start Input material
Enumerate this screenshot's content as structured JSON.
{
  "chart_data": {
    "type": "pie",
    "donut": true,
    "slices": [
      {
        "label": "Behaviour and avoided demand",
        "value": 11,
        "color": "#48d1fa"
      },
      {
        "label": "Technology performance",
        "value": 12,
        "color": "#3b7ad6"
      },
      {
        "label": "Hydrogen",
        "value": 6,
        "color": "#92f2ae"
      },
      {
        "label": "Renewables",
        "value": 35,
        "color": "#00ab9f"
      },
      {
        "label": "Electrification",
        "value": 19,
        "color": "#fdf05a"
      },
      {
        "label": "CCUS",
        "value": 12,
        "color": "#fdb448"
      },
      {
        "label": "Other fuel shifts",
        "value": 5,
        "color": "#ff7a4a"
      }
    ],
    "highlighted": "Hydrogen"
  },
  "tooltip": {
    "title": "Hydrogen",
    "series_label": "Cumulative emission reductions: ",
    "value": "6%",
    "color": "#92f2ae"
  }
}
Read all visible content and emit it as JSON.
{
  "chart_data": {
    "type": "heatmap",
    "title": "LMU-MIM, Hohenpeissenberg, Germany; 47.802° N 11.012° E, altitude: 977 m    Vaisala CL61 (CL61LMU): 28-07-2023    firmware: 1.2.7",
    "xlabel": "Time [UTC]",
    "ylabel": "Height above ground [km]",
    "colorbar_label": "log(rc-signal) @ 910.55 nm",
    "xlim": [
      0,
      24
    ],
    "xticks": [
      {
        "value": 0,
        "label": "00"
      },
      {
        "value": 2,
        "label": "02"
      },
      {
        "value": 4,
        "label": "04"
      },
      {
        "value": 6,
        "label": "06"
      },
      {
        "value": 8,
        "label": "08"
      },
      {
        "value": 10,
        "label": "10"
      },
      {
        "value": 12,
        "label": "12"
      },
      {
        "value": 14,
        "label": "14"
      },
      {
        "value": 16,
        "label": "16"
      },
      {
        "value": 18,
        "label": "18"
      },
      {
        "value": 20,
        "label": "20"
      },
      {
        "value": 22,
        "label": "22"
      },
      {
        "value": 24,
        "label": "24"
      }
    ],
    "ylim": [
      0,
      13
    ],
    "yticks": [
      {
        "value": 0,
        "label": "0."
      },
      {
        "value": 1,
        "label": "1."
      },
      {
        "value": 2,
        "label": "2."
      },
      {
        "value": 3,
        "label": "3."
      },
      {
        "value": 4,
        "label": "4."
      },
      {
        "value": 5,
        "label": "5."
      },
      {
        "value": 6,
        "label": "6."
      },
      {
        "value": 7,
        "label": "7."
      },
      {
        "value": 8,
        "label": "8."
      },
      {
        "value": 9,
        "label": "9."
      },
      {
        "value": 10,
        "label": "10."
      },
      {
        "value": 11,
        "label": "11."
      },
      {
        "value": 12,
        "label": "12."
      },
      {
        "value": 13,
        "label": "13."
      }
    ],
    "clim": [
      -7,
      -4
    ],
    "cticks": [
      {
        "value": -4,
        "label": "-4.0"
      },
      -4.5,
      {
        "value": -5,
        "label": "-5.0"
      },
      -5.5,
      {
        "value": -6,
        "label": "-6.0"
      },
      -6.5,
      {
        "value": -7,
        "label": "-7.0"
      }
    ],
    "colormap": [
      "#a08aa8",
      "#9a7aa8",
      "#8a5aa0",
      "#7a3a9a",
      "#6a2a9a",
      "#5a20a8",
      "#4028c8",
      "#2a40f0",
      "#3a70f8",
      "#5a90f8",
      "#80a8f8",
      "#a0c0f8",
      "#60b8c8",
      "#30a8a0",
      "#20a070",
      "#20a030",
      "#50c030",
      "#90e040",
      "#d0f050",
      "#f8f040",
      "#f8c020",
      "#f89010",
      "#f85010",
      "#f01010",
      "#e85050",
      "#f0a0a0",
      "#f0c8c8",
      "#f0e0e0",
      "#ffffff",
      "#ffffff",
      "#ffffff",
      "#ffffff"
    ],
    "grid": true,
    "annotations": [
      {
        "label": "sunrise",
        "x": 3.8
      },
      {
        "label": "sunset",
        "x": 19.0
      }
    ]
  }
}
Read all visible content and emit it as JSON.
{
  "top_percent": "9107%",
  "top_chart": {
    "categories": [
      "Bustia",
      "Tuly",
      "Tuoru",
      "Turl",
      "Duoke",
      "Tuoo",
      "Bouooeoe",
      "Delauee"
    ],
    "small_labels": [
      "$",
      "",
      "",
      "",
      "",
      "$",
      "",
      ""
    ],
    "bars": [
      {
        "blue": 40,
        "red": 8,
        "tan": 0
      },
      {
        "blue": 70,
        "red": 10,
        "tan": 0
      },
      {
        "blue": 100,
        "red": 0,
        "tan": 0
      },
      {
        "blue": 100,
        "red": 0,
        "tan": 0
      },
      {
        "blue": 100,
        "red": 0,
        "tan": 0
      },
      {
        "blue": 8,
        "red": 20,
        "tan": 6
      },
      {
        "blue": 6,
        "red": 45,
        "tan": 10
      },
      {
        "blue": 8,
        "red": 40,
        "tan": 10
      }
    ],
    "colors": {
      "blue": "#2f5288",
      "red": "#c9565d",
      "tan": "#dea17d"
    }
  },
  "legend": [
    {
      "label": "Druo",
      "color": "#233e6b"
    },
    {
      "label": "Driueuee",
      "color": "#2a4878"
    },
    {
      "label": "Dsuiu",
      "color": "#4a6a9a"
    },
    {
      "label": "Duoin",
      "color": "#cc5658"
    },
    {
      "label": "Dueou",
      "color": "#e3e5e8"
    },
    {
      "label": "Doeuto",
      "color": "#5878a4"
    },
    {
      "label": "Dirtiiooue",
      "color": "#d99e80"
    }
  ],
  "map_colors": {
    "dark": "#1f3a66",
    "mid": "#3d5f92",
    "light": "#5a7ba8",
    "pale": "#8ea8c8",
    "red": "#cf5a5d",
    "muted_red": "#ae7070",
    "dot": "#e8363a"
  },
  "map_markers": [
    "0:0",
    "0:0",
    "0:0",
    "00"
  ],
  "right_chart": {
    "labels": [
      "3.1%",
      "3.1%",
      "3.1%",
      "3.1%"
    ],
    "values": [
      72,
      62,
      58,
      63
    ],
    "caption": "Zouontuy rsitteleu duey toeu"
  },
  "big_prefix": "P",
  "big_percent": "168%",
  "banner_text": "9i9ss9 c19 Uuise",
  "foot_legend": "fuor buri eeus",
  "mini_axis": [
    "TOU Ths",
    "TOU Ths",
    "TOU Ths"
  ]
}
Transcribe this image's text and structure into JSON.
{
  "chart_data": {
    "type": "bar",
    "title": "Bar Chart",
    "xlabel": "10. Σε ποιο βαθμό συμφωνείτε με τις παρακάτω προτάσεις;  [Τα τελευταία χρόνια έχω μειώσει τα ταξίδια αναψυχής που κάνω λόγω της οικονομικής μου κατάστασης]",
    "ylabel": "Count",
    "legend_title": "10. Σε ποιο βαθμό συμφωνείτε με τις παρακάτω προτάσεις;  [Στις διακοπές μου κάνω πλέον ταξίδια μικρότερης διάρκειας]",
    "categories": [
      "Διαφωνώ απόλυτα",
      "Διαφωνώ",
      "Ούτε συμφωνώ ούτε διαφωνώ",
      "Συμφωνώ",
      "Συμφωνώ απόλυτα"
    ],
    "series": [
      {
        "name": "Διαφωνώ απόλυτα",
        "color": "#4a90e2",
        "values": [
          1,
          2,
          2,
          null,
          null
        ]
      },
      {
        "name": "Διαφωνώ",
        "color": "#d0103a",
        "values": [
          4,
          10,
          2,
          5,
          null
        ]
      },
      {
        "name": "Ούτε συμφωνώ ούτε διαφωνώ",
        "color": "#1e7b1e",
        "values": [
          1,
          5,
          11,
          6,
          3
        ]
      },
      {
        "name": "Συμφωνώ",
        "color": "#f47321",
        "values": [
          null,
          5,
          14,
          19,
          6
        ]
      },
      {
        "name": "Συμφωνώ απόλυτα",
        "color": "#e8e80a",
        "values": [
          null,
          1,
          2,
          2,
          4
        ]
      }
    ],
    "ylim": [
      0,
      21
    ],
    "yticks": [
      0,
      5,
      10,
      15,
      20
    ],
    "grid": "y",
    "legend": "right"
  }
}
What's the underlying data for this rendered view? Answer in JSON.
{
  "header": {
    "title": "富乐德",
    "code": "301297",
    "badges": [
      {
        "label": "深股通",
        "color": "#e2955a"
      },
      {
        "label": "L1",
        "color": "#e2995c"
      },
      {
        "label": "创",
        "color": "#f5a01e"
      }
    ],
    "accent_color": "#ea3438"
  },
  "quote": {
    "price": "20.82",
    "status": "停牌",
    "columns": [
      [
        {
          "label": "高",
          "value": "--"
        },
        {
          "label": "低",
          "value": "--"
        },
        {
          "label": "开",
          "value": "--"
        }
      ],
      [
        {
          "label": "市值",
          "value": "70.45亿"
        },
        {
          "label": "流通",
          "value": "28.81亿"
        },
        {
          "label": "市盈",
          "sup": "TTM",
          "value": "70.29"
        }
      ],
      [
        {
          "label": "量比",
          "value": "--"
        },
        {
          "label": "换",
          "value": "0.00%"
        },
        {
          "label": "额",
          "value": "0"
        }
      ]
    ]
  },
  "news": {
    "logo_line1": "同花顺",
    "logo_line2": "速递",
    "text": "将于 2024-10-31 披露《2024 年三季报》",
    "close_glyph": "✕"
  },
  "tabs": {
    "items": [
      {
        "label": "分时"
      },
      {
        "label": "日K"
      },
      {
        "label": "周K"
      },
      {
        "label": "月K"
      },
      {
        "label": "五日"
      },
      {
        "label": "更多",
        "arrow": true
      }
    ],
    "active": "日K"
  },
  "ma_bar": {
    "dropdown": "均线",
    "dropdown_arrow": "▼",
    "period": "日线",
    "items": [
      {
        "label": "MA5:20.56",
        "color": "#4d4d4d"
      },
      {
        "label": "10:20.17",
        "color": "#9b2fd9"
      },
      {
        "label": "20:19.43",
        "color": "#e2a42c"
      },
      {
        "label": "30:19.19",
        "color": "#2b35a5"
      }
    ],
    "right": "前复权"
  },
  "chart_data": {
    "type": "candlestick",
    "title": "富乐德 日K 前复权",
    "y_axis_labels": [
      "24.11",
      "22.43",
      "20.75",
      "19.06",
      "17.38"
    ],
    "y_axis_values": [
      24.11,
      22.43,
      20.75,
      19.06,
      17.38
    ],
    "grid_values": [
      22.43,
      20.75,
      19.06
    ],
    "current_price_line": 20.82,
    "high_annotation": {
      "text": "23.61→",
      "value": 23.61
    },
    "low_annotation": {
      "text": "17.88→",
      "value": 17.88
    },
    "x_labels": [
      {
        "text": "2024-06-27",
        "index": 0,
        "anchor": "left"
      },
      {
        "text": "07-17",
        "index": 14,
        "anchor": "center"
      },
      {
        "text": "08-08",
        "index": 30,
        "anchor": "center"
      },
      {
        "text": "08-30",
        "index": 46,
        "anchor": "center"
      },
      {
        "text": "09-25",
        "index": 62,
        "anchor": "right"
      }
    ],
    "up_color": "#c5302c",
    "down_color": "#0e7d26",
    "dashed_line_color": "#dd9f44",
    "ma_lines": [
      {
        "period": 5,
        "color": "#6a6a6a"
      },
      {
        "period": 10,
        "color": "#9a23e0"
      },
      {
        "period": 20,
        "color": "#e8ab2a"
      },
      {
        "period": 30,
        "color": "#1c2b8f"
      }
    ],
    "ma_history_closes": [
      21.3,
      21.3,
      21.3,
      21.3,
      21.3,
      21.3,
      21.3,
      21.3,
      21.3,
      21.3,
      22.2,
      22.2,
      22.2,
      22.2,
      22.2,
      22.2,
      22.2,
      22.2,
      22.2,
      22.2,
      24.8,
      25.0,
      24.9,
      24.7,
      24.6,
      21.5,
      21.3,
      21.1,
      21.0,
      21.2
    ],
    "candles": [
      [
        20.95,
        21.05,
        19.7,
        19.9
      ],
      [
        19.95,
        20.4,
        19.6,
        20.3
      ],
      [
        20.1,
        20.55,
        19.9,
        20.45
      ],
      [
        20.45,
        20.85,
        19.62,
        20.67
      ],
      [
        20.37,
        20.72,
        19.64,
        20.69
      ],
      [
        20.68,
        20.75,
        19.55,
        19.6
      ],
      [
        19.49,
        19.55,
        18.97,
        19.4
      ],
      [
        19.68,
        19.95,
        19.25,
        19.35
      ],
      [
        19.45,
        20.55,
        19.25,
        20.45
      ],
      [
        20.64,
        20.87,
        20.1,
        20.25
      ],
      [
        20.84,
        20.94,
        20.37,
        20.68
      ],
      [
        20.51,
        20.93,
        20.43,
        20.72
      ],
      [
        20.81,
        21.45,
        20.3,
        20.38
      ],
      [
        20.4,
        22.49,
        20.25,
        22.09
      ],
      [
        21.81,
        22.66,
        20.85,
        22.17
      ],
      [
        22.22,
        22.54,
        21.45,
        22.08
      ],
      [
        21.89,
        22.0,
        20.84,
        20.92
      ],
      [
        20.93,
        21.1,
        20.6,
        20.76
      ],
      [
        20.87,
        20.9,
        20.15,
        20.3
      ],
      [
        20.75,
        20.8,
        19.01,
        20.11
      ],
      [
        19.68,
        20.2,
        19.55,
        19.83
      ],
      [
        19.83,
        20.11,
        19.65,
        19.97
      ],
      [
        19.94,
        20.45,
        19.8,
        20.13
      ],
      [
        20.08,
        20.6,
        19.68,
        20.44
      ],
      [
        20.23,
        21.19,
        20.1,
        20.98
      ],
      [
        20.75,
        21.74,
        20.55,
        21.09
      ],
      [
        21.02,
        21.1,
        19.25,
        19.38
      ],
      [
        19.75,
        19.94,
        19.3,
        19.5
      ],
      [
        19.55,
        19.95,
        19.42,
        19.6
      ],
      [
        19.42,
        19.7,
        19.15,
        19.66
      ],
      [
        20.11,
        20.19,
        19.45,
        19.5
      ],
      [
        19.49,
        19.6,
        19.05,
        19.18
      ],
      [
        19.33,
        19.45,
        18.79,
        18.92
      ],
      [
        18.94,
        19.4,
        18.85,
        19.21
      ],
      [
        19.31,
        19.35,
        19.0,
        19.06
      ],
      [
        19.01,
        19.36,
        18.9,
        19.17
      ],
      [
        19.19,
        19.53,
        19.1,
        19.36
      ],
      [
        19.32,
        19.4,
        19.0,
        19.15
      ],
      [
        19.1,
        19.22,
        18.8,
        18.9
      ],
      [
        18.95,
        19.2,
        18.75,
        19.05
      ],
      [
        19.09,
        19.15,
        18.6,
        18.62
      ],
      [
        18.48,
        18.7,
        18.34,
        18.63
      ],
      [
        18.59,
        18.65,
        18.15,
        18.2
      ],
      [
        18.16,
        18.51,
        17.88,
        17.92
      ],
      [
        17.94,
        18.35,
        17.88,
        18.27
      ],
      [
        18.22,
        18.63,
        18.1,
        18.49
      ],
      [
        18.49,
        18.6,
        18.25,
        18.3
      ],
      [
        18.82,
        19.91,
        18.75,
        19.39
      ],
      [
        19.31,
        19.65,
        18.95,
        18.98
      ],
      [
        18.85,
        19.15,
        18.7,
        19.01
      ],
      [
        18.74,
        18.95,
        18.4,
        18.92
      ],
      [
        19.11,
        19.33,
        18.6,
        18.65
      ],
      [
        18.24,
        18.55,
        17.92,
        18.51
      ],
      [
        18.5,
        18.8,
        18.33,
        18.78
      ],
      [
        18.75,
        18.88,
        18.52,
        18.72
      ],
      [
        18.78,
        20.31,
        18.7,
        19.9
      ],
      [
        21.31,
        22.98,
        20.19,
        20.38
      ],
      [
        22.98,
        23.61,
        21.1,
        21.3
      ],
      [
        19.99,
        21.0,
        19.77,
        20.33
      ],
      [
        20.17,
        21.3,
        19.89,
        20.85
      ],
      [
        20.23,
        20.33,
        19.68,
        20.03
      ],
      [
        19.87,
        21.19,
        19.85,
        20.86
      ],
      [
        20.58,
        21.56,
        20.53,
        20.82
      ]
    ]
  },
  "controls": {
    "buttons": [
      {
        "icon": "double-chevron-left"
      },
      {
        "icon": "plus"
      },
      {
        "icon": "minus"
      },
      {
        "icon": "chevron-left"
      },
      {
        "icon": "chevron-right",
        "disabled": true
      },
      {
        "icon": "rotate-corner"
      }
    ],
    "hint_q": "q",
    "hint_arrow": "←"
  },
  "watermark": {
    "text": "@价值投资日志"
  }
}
end Input material
Stated problem
Identify the lines of the data that contain the word "name". Copy each of them.

Output below
        "name": "Διαφωνώ απόλυτα",
        "name": "Διαφωνώ",
        "name": "Ούτε συμφωνώ ούτε διαφωνώ",
        "name": "Συμφωνώ",
        "name": "Συμφωνώ απόλυτα",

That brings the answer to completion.